PROBLEM: List each line of the data that holds the string "this".

PROVIDED RECORDS:
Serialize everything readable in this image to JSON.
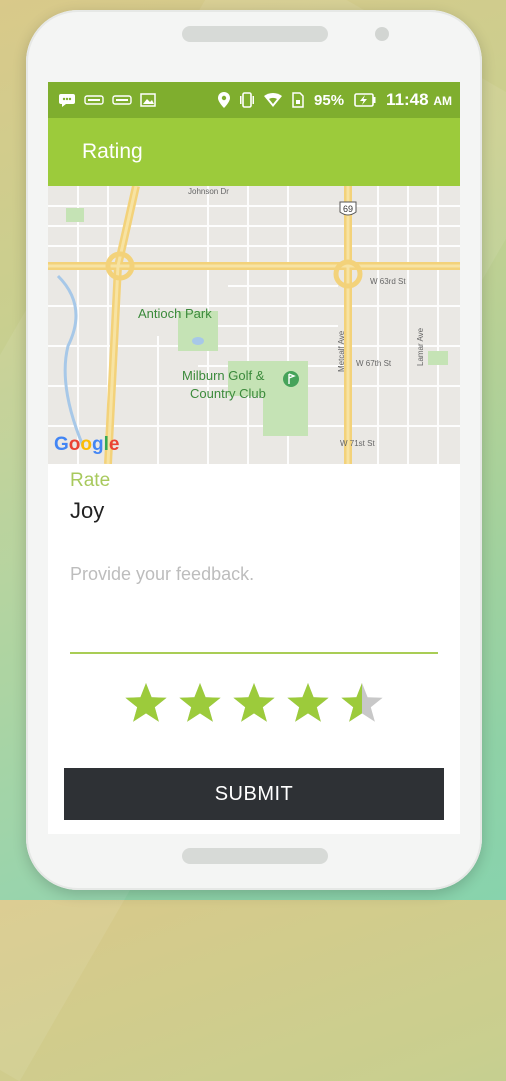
{
  "status_bar": {
    "battery": "95%",
    "time": "11:48",
    "ampm": "AM"
  },
  "app_bar": {
    "title": "Rating"
  },
  "map": {
    "labels": {
      "park": "Antioch Park",
      "golf_line1": "Milburn Golf &",
      "golf_line2": "Country Club",
      "johnson": "Johnson Dr",
      "w63": "W 63rd St",
      "w67": "W 67th St",
      "w71": "W 71st St",
      "metcalf": "Metcalf Ave",
      "lamar": "Lamar Ave",
      "highway": "69"
    },
    "logo": "Google"
  },
  "form": {
    "rate_label": "Rate",
    "rated_name": "Joy",
    "feedback_placeholder": "Provide your feedback.",
    "rating": 4.5,
    "max_rating": 5,
    "submit_label": "SUBMIT"
  },
  "colors": {
    "status_bar": "#7fae2e",
    "app_bar": "#9ccb3b",
    "accent": "#a8c95d",
    "star_fill": "#9ccb3b",
    "star_empty": "#c8c8c8",
    "submit_bg": "#2e3135"
  }
}
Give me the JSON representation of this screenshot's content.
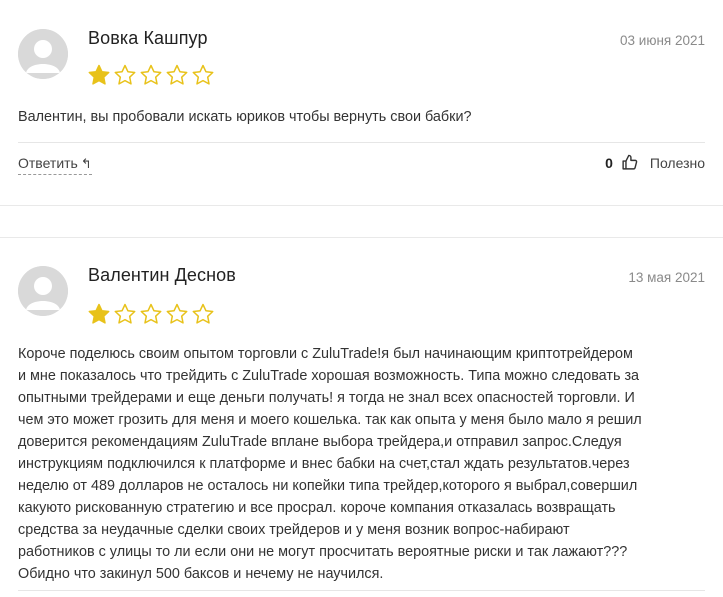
{
  "reviews": [
    {
      "author": "Вовка Кашпур",
      "date": "03 июня 2021",
      "rating": 1,
      "max_rating": 5,
      "lines": [
        "Валентин, вы пробовали искать юриков чтобы вернуть свои бабки?"
      ],
      "reply_label": "Ответить",
      "reply_icon": "reply-arrow-icon",
      "likes": "0",
      "useful_label": "Полезно"
    },
    {
      "author": "Валентин Деснов",
      "date": "13 мая 2021",
      "rating": 1,
      "max_rating": 5,
      "lines": [
        "Короче поделюсь своим опытом торговли с ZuluTrade!я был начинающим криптотрейдером",
        "и мне показалось что трейдить с ZuluTrade хорошая возможность. Типа можно следовать за",
        "опытными трейдерами и еще деньги получать! я тогда не знал всех опасностей торговли. И",
        "чем это может грозить для меня и моего кошелька. так как опыта у меня было мало я решил",
        "доверится рекомендациям ZuluTrade вплане выбора трейдера,и отправил запрос.Следуя",
        "инструкциям подключился к платформе и внес бабки на счет,стал ждать результатов.через",
        "неделю от 489 долларов не осталось ни копейки типа трейдер,которого я выбрал,совершил",
        "какуюто рискованную стратегию и все просрал. короче компания отказалась возвращать",
        "средства за неудачные сделки своих трейдеров и у меня возник вопрос-набирают",
        "работников с улицы то ли если они не могут просчитать вероятные риски и так лажают???",
        "Обидно что закинул 500 баксов и нечему не научился."
      ]
    }
  ],
  "colors": {
    "star": "#e8c21a",
    "star_empty": "#e8c21a",
    "avatar_bg": "#d9d9d9"
  }
}
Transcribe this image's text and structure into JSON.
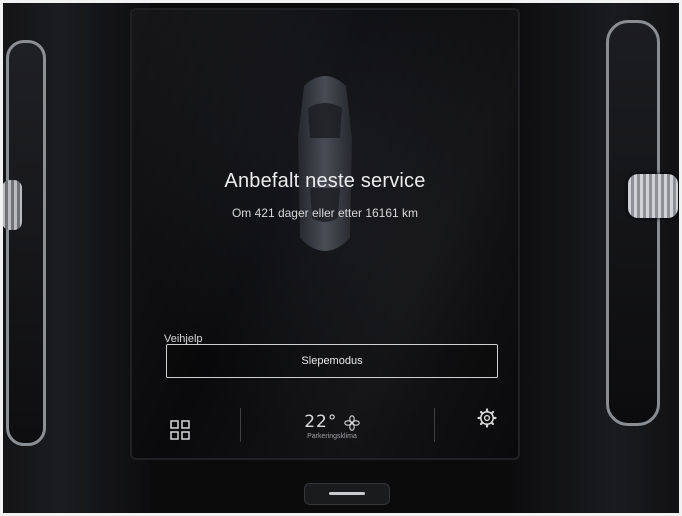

TASK RESPONSE:
Serialize everything readable in this image to JSON.
Give me the JSON representation of this screenshot's content.
Transcribe this image's text and structure into JSON.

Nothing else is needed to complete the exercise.